**EXERCISE:**
Take the material below and write it all out again exactly.

**EXERCISE MATERIAL:**

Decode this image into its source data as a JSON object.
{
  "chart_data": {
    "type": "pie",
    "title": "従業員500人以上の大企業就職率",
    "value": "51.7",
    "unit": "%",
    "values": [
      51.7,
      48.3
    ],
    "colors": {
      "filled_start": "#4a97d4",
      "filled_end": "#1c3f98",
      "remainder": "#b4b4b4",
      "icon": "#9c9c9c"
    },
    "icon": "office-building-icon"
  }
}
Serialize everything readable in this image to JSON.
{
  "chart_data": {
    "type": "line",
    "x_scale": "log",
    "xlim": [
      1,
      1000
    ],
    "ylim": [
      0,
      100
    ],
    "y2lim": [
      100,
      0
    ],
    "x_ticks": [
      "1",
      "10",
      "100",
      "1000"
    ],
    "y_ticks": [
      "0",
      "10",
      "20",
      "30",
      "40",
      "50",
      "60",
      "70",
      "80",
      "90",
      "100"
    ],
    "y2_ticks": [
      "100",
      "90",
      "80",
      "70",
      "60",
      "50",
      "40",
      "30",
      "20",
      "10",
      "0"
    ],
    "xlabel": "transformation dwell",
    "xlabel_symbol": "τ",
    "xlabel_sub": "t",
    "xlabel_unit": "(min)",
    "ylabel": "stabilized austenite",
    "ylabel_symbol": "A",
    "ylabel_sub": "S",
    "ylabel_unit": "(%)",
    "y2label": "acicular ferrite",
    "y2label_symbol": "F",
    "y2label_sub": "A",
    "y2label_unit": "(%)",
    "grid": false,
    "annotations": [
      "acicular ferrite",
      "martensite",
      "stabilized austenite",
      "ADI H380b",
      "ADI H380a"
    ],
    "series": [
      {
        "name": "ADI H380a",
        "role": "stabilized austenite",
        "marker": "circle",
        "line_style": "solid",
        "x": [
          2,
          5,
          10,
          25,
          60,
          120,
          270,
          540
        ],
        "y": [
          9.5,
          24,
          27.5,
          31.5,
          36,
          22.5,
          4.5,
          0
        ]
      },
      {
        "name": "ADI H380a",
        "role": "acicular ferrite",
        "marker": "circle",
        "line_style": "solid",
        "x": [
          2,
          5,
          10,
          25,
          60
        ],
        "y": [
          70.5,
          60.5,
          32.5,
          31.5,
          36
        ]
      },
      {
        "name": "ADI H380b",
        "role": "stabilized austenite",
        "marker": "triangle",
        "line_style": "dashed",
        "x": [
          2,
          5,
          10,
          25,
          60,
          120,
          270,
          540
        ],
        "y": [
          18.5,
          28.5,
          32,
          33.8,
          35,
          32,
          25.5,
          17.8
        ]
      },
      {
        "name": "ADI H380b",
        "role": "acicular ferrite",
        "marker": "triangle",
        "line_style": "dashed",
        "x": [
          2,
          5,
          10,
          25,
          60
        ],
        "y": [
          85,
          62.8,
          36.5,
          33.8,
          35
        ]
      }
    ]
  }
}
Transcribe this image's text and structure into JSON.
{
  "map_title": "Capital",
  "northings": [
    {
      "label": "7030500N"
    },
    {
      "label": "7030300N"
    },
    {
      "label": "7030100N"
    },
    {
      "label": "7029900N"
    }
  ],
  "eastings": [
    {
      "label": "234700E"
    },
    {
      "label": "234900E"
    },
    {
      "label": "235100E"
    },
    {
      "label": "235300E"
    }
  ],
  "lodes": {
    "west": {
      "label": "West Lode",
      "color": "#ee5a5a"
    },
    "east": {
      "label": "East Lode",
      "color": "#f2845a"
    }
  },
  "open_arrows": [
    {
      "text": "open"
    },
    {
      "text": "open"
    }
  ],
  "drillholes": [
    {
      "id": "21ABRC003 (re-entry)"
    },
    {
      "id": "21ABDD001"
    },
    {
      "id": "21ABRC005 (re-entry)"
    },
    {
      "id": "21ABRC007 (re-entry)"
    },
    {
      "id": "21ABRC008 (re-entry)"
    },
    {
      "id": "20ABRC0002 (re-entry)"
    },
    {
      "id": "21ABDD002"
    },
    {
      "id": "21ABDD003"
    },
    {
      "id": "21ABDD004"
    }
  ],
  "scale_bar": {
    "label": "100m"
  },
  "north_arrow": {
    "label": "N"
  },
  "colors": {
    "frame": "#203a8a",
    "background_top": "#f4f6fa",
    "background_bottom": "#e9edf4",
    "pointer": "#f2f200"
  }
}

**TASK OUTPUT:**
Decode this image into its source data as a JSON object.
{
  "chart_data": {
    "type": "pie",
    "title": "従業員500人以上の大企業就職率",
    "value": "51.7",
    "unit": "%",
    "values": [
      51.7,
      48.3
    ],
    "colors": {
      "filled_start": "#4a97d4",
      "filled_end": "#1c3f98",
      "remainder": "#b4b4b4",
      "icon": "#9c9c9c"
    },
    "icon": "office-building-icon"
  }
}
Serialize everything readable in this image to JSON.
{
  "chart_data": {
    "type": "line",
    "x_scale": "log",
    "xlim": [
      1,
      1000
    ],
    "ylim": [
      0,
      100
    ],
    "y2lim": [
      100,
      0
    ],
    "x_ticks": [
      "1",
      "10",
      "100",
      "1000"
    ],
    "y_ticks": [
      "0",
      "10",
      "20",
      "30",
      "40",
      "50",
      "60",
      "70",
      "80",
      "90",
      "100"
    ],
    "y2_ticks": [
      "100",
      "90",
      "80",
      "70",
      "60",
      "50",
      "40",
      "30",
      "20",
      "10",
      "0"
    ],
    "xlabel": "transformation dwell",
    "xlabel_symbol": "τ",
    "xlabel_sub": "t",
    "xlabel_unit": "(min)",
    "ylabel": "stabilized austenite",
    "ylabel_symbol": "A",
    "ylabel_sub": "S",
    "ylabel_unit": "(%)",
    "y2label": "acicular ferrite",
    "y2label_symbol": "F",
    "y2label_sub": "A",
    "y2label_unit": "(%)",
    "grid": false,
    "annotations": [
      "acicular ferrite",
      "martensite",
      "stabilized austenite",
      "ADI H380b",
      "ADI H380a"
    ],
    "series": [
      {
        "name": "ADI H380a",
        "role": "stabilized austenite",
        "marker": "circle",
        "line_style": "solid",
        "x": [
          2,
          5,
          10,
          25,
          60,
          120,
          270,
          540
        ],
        "y": [
          9.5,
          24,
          27.5,
          31.5,
          36,
          22.5,
          4.5,
          0
        ]
      },
      {
        "name": "ADI H380a",
        "role": "acicular ferrite",
        "marker": "circle",
        "line_style": "solid",
        "x": [
          2,
          5,
          10,
          25,
          60
        ],
        "y": [
          70.5,
          60.5,
          32.5,
          31.5,
          36
        ]
      },
      {
        "name": "ADI H380b",
        "role": "stabilized austenite",
        "marker": "triangle",
        "line_style": "dashed",
        "x": [
          2,
          5,
          10,
          25,
          60,
          120,
          270,
          540
        ],
        "y": [
          18.5,
          28.5,
          32,
          33.8,
          35,
          32,
          25.5,
          17.8
        ]
      },
      {
        "name": "ADI H380b",
        "role": "acicular ferrite",
        "marker": "triangle",
        "line_style": "dashed",
        "x": [
          2,
          5,
          10,
          25,
          60
        ],
        "y": [
          85,
          62.8,
          36.5,
          33.8,
          35
        ]
      }
    ]
  }
}
Transcribe this image's text and structure into JSON.
{
  "map_title": "Capital",
  "northings": [
    {
      "label": "7030500N"
    },
    {
      "label": "7030300N"
    },
    {
      "label": "7030100N"
    },
    {
      "label": "7029900N"
    }
  ],
  "eastings": [
    {
      "label": "234700E"
    },
    {
      "label": "234900E"
    },
    {
      "label": "235100E"
    },
    {
      "label": "235300E"
    }
  ],
  "lodes": {
    "west": {
      "label": "West Lode",
      "color": "#ee5a5a"
    },
    "east": {
      "label": "East Lode",
      "color": "#f2845a"
    }
  },
  "open_arrows": [
    {
      "text": "open"
    },
    {
      "text": "open"
    }
  ],
  "drillholes": [
    {
      "id": "21ABRC003 (re-entry)"
    },
    {
      "id": "21ABDD001"
    },
    {
      "id": "21ABRC005 (re-entry)"
    },
    {
      "id": "21ABRC007 (re-entry)"
    },
    {
      "id": "21ABRC008 (re-entry)"
    },
    {
      "id": "20ABRC0002 (re-entry)"
    },
    {
      "id": "21ABDD002"
    },
    {
      "id": "21ABDD003"
    },
    {
      "id": "21ABDD004"
    }
  ],
  "scale_bar": {
    "label": "100m"
  },
  "north_arrow": {
    "label": "N"
  },
  "colors": {
    "frame": "#203a8a",
    "background_top": "#f4f6fa",
    "background_bottom": "#e9edf4",
    "pointer": "#f2f200"
  }
}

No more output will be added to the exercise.